■ What you should do:
Skip the pictures. Transcribe the rest of the data below without changing a word.

BEGIN Records for the task

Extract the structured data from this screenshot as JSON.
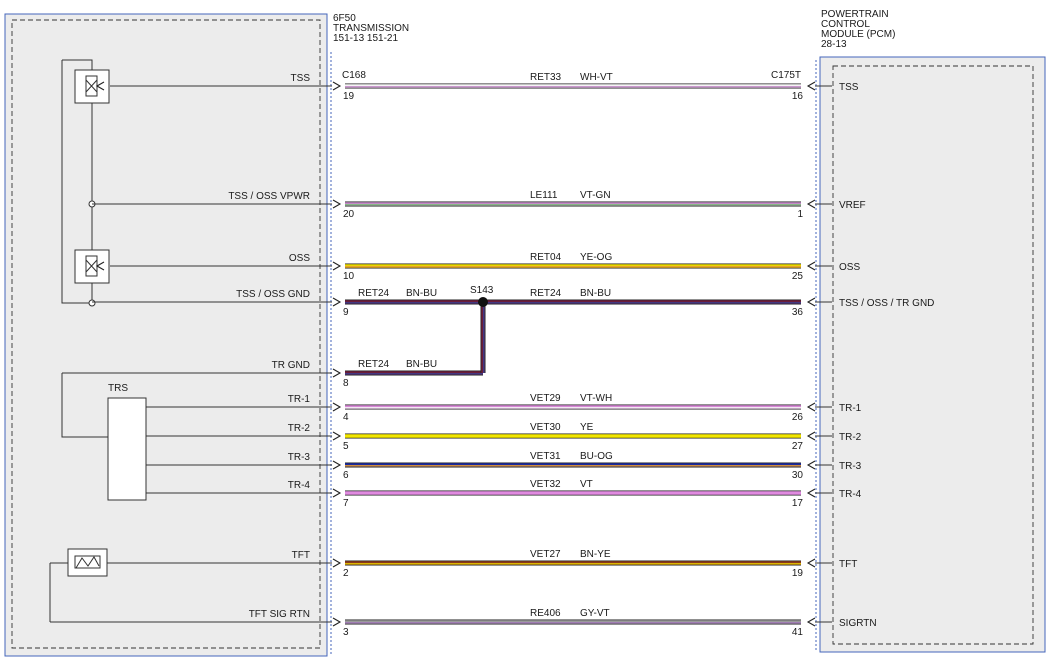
{
  "transmission": {
    "title_lines": [
      "6F50",
      "TRANSMISSION",
      "151-13  151-21"
    ]
  },
  "pcm": {
    "title_lines": [
      "POWERTRAIN",
      "CONTROL",
      "MODULE (PCM)",
      "28-13"
    ]
  },
  "left_connector": "C168",
  "right_connector": "C175T",
  "splice": "S143",
  "components": {
    "trs_label": "TRS"
  },
  "circuits": [
    {
      "left_label": "TSS",
      "left_pin": "19",
      "circuit": "RET33",
      "color_code": "WH-VT",
      "right_pin": "16",
      "pcm_label": "TSS",
      "wire_colors": [
        "#f4f4f4",
        "#c48ac8"
      ]
    },
    {
      "left_label": "TSS / OSS VPWR",
      "left_pin": "20",
      "circuit": "LE111",
      "color_code": "VT-GN",
      "right_pin": "1",
      "pcm_label": "VREF",
      "wire_colors": [
        "#c48ac8",
        "#7fbf7f"
      ]
    },
    {
      "left_label": "OSS",
      "left_pin": "10",
      "circuit": "RET04",
      "color_code": "YE-OG",
      "right_pin": "25",
      "pcm_label": "OSS",
      "wire_colors": [
        "#e8d800",
        "#e89a30"
      ]
    },
    {
      "left_label": "TSS / OSS GND",
      "left_pin": "9",
      "circuit": "RET24",
      "color_code": "BN-BU",
      "right_pin": "36",
      "pcm_label": "TSS / OSS / TR GND",
      "wire_colors": [
        "#6b1d3a",
        "#3c3c8c"
      ]
    },
    {
      "left_label": "TR GND",
      "left_pin": "8",
      "circuit": "RET24",
      "color_code": "BN-BU",
      "wire_colors": [
        "#6b1d3a",
        "#3c3c8c"
      ]
    },
    {
      "left_label": "TR-1",
      "left_pin": "4",
      "circuit": "VET29",
      "color_code": "VT-WH",
      "right_pin": "26",
      "pcm_label": "TR-1",
      "wire_colors": [
        "#d98ad9",
        "#f4f4f4"
      ]
    },
    {
      "left_label": "TR-2",
      "left_pin": "5",
      "circuit": "VET30",
      "color_code": "YE",
      "right_pin": "27",
      "pcm_label": "TR-2",
      "wire_colors": [
        "#f2e600",
        "#f2e600"
      ]
    },
    {
      "left_label": "TR-3",
      "left_pin": "6",
      "circuit": "VET31",
      "color_code": "BU-OG",
      "right_pin": "30",
      "pcm_label": "TR-3",
      "wire_colors": [
        "#1a2a9c",
        "#e89a30"
      ]
    },
    {
      "left_label": "TR-4",
      "left_pin": "7",
      "circuit": "VET32",
      "color_code": "VT",
      "right_pin": "17",
      "pcm_label": "TR-4",
      "wire_colors": [
        "#e08ae0",
        "#e08ae0"
      ]
    },
    {
      "left_label": "TFT",
      "left_pin": "2",
      "circuit": "VET27",
      "color_code": "BN-YE",
      "right_pin": "19",
      "pcm_label": "TFT",
      "wire_colors": [
        "#8b3a1a",
        "#e8c800"
      ]
    },
    {
      "left_label": "TFT SIG RTN",
      "left_pin": "3",
      "circuit": "RE406",
      "color_code": "GY-VT",
      "right_pin": "41",
      "pcm_label": "SIGRTN",
      "wire_colors": [
        "#9a9a9a",
        "#a27ab8"
      ]
    }
  ]
}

END Records for the task

■ Reply to the task:
Extract the structured data from this screenshot as JSON.
{
  "transmission": {
    "title_lines": [
      "6F50",
      "TRANSMISSION",
      "151-13  151-21"
    ]
  },
  "pcm": {
    "title_lines": [
      "POWERTRAIN",
      "CONTROL",
      "MODULE (PCM)",
      "28-13"
    ]
  },
  "left_connector": "C168",
  "right_connector": "C175T",
  "splice": "S143",
  "components": {
    "trs_label": "TRS"
  },
  "circuits": [
    {
      "left_label": "TSS",
      "left_pin": "19",
      "circuit": "RET33",
      "color_code": "WH-VT",
      "right_pin": "16",
      "pcm_label": "TSS",
      "wire_colors": [
        "#f4f4f4",
        "#c48ac8"
      ]
    },
    {
      "left_label": "TSS / OSS VPWR",
      "left_pin": "20",
      "circuit": "LE111",
      "color_code": "VT-GN",
      "right_pin": "1",
      "pcm_label": "VREF",
      "wire_colors": [
        "#c48ac8",
        "#7fbf7f"
      ]
    },
    {
      "left_label": "OSS",
      "left_pin": "10",
      "circuit": "RET04",
      "color_code": "YE-OG",
      "right_pin": "25",
      "pcm_label": "OSS",
      "wire_colors": [
        "#e8d800",
        "#e89a30"
      ]
    },
    {
      "left_label": "TSS / OSS GND",
      "left_pin": "9",
      "circuit": "RET24",
      "color_code": "BN-BU",
      "right_pin": "36",
      "pcm_label": "TSS / OSS / TR GND",
      "wire_colors": [
        "#6b1d3a",
        "#3c3c8c"
      ]
    },
    {
      "left_label": "TR GND",
      "left_pin": "8",
      "circuit": "RET24",
      "color_code": "BN-BU",
      "wire_colors": [
        "#6b1d3a",
        "#3c3c8c"
      ]
    },
    {
      "left_label": "TR-1",
      "left_pin": "4",
      "circuit": "VET29",
      "color_code": "VT-WH",
      "right_pin": "26",
      "pcm_label": "TR-1",
      "wire_colors": [
        "#d98ad9",
        "#f4f4f4"
      ]
    },
    {
      "left_label": "TR-2",
      "left_pin": "5",
      "circuit": "VET30",
      "color_code": "YE",
      "right_pin": "27",
      "pcm_label": "TR-2",
      "wire_colors": [
        "#f2e600",
        "#f2e600"
      ]
    },
    {
      "left_label": "TR-3",
      "left_pin": "6",
      "circuit": "VET31",
      "color_code": "BU-OG",
      "right_pin": "30",
      "pcm_label": "TR-3",
      "wire_colors": [
        "#1a2a9c",
        "#e89a30"
      ]
    },
    {
      "left_label": "TR-4",
      "left_pin": "7",
      "circuit": "VET32",
      "color_code": "VT",
      "right_pin": "17",
      "pcm_label": "TR-4",
      "wire_colors": [
        "#e08ae0",
        "#e08ae0"
      ]
    },
    {
      "left_label": "TFT",
      "left_pin": "2",
      "circuit": "VET27",
      "color_code": "BN-YE",
      "right_pin": "19",
      "pcm_label": "TFT",
      "wire_colors": [
        "#8b3a1a",
        "#e8c800"
      ]
    },
    {
      "left_label": "TFT SIG RTN",
      "left_pin": "3",
      "circuit": "RE406",
      "color_code": "GY-VT",
      "right_pin": "41",
      "pcm_label": "SIGRTN",
      "wire_colors": [
        "#9a9a9a",
        "#a27ab8"
      ]
    }
  ]
}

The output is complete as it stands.